> **Required work**:
Set down each record below precisely, skipping the pictures.
* BEGIN Stored rows *
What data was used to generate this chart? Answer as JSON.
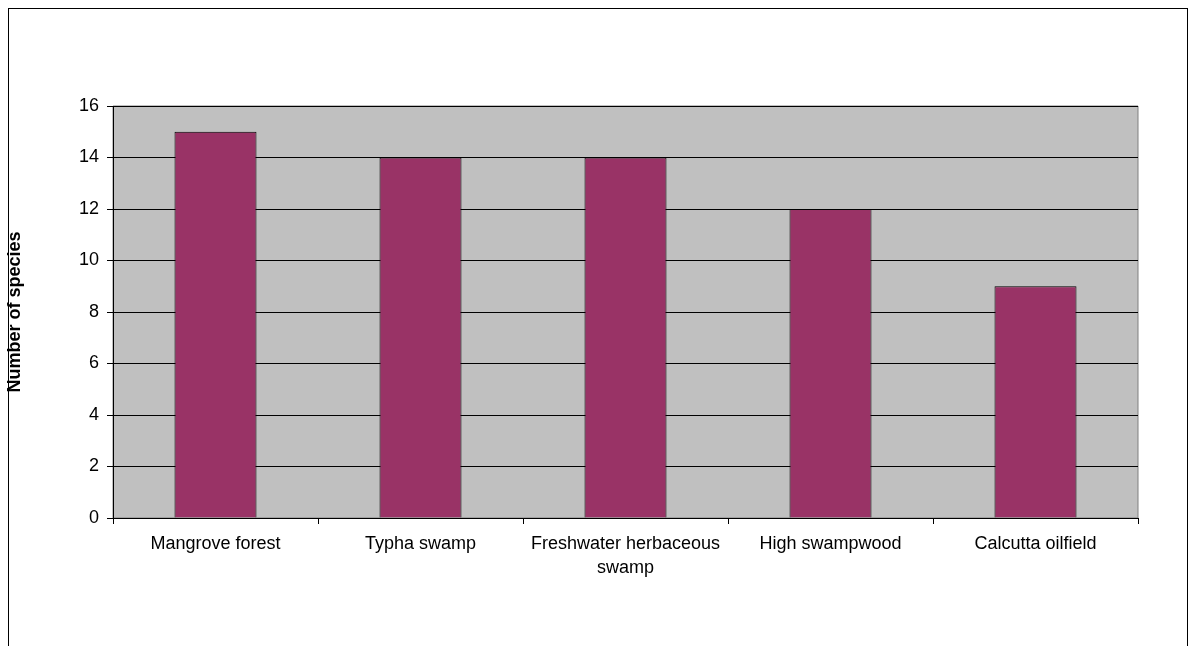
{
  "chart_data": {
    "type": "bar",
    "ylabel": "Number of species",
    "categories": [
      "Mangrove forest",
      "Typha swamp",
      "Freshwater herbaceous swamp",
      "High swampwood",
      "Calcutta oilfield"
    ],
    "values": [
      15,
      14,
      14,
      12,
      9
    ],
    "color": "#993366",
    "ylim": [
      0,
      16
    ],
    "yticks": [
      0,
      2,
      4,
      6,
      8,
      10,
      12,
      14,
      16
    ],
    "grid": "y",
    "legend": false
  }
}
* END Stored rows *
> **Solution to this exercise**:
What data was used to generate this chart? Answer as JSON.
{
  "chart_data": {
    "type": "bar",
    "ylabel": "Number of species",
    "categories": [
      "Mangrove forest",
      "Typha swamp",
      "Freshwater herbaceous swamp",
      "High swampwood",
      "Calcutta oilfield"
    ],
    "values": [
      15,
      14,
      14,
      12,
      9
    ],
    "color": "#993366",
    "ylim": [
      0,
      16
    ],
    "yticks": [
      0,
      2,
      4,
      6,
      8,
      10,
      12,
      14,
      16
    ],
    "grid": "y",
    "legend": false
  }
}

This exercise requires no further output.